** TASK STATEMENT **
Take every line from the listing below that includes "title" and copy it.

Entries with figure data:
** start **
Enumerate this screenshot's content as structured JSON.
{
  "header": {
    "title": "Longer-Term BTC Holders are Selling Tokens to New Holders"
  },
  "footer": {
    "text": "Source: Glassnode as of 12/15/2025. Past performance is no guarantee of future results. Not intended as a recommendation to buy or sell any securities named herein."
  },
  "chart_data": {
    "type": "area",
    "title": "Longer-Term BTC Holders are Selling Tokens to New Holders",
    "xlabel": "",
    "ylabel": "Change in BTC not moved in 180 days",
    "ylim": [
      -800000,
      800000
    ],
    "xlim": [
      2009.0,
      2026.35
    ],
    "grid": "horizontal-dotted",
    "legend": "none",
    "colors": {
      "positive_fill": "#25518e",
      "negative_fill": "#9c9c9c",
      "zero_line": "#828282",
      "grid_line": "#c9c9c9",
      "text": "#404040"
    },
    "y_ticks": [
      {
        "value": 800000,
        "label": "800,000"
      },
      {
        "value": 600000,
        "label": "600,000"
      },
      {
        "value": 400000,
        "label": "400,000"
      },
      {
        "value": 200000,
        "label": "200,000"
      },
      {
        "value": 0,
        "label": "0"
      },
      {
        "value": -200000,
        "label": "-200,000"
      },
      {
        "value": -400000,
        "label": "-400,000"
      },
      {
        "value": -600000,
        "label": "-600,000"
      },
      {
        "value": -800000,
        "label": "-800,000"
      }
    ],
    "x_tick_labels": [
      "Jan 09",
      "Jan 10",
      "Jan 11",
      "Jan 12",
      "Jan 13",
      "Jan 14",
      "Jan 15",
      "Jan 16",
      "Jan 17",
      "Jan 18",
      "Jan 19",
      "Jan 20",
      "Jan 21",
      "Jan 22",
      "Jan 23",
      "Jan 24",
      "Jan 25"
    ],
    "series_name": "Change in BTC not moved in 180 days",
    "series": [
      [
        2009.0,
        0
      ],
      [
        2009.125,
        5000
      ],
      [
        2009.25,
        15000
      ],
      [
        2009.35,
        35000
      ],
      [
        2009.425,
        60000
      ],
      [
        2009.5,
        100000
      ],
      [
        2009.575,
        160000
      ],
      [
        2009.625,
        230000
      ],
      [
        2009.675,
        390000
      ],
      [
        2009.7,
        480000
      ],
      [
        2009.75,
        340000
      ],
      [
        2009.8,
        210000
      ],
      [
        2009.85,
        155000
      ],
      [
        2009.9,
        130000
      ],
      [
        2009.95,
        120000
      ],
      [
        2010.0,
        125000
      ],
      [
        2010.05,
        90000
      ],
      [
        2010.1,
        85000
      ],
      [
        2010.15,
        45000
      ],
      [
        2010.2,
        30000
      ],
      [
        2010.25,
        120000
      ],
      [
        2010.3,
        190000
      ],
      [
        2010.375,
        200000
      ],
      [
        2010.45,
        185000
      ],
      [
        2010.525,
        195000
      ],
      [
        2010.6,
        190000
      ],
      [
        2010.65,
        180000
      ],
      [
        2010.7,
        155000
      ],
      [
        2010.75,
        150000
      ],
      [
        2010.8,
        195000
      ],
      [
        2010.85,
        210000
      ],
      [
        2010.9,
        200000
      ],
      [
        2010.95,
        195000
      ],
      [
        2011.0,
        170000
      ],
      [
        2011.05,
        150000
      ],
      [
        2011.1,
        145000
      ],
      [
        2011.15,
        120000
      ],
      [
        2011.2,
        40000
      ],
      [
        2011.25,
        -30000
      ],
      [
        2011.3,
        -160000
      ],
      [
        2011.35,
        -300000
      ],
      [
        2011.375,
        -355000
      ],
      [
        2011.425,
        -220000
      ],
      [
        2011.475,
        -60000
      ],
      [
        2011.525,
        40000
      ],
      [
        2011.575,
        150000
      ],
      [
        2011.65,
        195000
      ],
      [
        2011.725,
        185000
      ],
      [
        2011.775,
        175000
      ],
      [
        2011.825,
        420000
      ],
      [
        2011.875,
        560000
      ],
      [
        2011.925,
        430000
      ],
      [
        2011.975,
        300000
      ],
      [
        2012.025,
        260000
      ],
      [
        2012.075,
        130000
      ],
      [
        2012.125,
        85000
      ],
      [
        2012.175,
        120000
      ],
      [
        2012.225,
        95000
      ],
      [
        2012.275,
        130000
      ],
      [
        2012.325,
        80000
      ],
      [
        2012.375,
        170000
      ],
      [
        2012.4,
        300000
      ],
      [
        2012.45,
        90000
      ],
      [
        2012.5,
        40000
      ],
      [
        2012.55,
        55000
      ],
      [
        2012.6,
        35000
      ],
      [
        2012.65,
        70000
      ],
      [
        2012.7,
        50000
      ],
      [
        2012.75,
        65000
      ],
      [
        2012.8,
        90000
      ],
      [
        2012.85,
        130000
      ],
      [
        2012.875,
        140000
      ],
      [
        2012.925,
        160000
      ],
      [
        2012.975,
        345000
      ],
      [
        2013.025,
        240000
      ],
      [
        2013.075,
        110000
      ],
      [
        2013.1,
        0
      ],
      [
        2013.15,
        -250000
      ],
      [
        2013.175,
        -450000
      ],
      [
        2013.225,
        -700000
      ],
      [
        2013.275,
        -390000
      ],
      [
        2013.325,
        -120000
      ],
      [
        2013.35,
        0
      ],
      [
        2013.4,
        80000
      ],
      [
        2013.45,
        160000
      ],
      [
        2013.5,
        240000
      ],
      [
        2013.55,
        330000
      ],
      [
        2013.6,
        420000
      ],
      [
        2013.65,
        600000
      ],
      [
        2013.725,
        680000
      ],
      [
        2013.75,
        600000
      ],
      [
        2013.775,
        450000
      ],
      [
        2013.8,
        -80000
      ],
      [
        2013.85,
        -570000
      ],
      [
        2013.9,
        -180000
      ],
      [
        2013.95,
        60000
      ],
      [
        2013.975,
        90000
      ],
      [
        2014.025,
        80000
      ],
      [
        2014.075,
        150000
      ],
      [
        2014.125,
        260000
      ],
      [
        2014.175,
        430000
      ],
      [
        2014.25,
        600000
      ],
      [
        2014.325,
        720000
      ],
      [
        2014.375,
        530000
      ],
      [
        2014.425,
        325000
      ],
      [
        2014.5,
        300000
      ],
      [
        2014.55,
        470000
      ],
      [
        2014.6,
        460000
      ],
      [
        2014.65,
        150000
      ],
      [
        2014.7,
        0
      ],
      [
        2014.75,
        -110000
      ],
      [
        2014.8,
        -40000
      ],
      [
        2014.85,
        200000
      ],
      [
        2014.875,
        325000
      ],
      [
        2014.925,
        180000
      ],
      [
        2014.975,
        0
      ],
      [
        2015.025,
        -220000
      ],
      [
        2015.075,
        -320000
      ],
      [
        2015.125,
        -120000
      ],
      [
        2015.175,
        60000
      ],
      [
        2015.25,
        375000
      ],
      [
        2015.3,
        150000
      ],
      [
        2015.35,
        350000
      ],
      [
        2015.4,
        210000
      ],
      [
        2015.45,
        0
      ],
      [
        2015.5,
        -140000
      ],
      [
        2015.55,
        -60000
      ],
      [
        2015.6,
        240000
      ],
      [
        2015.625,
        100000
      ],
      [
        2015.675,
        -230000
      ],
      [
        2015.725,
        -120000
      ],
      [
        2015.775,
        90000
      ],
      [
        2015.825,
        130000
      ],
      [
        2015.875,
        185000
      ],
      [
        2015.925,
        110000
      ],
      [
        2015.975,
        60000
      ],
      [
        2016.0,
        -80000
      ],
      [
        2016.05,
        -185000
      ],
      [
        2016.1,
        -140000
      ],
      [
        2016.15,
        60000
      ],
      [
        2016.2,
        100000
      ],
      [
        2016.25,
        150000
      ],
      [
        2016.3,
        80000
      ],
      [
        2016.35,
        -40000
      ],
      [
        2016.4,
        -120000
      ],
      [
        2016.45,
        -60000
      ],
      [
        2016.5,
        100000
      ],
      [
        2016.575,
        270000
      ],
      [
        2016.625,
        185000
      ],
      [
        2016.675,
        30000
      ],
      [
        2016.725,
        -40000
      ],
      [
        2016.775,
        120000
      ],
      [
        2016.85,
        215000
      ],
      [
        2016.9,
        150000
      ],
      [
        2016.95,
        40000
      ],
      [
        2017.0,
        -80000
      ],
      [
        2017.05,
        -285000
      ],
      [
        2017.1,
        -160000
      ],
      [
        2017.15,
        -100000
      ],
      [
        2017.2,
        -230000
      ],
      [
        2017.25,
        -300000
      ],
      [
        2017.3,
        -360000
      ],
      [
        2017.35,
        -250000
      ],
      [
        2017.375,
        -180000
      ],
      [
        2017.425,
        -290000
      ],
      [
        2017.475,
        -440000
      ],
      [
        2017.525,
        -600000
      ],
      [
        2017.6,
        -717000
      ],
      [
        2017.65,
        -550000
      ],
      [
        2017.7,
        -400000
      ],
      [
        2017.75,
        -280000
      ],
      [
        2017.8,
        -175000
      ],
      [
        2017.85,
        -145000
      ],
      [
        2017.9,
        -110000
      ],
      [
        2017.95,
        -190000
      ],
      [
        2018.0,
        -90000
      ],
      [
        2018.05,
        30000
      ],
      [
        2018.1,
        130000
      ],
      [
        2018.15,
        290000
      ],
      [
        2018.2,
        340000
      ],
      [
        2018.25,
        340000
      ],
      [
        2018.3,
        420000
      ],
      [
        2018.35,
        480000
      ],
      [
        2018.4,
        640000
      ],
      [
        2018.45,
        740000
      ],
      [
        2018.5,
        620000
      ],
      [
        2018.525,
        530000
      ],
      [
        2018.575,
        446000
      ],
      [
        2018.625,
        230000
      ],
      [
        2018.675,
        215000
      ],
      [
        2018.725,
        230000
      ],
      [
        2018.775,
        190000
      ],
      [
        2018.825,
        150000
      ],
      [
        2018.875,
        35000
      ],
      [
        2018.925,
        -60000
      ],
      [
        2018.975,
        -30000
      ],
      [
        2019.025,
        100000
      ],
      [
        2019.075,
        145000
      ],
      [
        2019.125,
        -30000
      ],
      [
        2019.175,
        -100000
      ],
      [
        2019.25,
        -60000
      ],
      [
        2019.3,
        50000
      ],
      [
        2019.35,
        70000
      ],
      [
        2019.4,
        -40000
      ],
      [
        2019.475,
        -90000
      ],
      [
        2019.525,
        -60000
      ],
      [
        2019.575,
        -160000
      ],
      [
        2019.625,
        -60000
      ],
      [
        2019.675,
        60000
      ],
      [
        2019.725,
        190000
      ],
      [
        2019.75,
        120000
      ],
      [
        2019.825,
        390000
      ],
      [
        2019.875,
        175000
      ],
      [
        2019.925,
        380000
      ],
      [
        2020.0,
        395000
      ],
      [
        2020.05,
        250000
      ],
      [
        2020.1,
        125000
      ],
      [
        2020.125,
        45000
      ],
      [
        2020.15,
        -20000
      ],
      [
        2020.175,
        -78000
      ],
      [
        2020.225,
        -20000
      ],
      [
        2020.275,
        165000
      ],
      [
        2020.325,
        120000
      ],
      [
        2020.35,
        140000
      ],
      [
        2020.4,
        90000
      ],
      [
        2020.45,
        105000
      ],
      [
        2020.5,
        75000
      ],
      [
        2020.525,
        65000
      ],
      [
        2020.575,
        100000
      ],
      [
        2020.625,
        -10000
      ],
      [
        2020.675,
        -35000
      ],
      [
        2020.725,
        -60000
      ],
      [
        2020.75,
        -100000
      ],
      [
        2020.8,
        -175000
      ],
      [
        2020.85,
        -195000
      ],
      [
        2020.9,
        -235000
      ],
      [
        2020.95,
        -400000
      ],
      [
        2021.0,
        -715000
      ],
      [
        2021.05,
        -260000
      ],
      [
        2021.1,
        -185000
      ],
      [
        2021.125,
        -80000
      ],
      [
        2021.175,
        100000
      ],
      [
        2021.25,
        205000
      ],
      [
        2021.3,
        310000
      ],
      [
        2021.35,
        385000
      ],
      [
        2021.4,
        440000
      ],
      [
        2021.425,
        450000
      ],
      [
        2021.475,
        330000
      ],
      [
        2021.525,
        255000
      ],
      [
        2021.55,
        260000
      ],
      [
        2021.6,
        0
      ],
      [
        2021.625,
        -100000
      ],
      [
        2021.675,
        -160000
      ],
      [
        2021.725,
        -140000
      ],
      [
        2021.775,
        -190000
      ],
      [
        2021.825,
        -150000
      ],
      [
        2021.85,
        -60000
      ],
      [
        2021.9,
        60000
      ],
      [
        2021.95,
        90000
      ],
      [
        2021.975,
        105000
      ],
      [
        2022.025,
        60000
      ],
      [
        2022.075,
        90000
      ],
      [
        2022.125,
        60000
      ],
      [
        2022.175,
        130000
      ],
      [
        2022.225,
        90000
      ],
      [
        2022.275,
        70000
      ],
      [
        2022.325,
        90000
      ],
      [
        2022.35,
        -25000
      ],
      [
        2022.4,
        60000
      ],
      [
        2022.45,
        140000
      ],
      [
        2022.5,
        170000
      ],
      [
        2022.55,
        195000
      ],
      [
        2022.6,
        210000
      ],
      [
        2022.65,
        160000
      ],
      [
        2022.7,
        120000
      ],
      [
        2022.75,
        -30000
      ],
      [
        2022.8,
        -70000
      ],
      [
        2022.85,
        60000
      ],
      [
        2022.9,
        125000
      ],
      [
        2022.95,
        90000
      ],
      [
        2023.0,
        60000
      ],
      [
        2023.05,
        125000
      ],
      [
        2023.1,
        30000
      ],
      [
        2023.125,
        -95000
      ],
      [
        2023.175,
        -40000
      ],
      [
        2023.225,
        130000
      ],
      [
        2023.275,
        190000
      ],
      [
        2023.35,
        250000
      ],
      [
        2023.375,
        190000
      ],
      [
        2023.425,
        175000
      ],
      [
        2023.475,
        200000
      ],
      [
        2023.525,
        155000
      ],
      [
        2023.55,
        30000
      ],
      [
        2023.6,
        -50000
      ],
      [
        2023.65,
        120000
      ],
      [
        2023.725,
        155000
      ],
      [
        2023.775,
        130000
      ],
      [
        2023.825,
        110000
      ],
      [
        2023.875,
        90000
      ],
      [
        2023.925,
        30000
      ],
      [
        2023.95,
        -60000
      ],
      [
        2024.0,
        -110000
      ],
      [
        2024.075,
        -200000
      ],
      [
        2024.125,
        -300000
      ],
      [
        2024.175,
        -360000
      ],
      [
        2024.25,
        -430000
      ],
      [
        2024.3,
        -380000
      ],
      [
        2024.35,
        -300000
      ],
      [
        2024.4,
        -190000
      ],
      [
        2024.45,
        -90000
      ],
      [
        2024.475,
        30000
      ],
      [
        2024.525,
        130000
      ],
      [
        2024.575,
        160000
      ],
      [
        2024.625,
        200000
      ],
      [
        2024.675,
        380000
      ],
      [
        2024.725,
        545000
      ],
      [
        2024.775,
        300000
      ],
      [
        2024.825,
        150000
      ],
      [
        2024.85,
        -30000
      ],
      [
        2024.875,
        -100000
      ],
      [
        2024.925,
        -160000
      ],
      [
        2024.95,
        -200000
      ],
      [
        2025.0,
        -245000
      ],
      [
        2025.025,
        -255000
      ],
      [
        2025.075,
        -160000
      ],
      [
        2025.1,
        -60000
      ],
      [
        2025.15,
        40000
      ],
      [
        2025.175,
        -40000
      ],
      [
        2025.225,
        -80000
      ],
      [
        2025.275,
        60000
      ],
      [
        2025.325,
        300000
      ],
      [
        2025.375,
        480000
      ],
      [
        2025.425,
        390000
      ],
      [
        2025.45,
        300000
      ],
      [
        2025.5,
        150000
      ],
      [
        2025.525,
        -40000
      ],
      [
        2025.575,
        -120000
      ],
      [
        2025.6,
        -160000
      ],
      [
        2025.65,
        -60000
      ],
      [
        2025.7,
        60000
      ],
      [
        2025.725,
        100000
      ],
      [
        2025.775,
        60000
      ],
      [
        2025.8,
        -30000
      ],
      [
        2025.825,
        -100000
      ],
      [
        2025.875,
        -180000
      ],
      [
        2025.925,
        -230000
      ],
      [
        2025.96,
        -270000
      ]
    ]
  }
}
** end **
** CORRECT RESULT **
    "title": "Longer-Term BTC Holders are Selling Tokens to New Holders"
    "title": "Longer-Term BTC Holders are Selling Tokens to New Holders",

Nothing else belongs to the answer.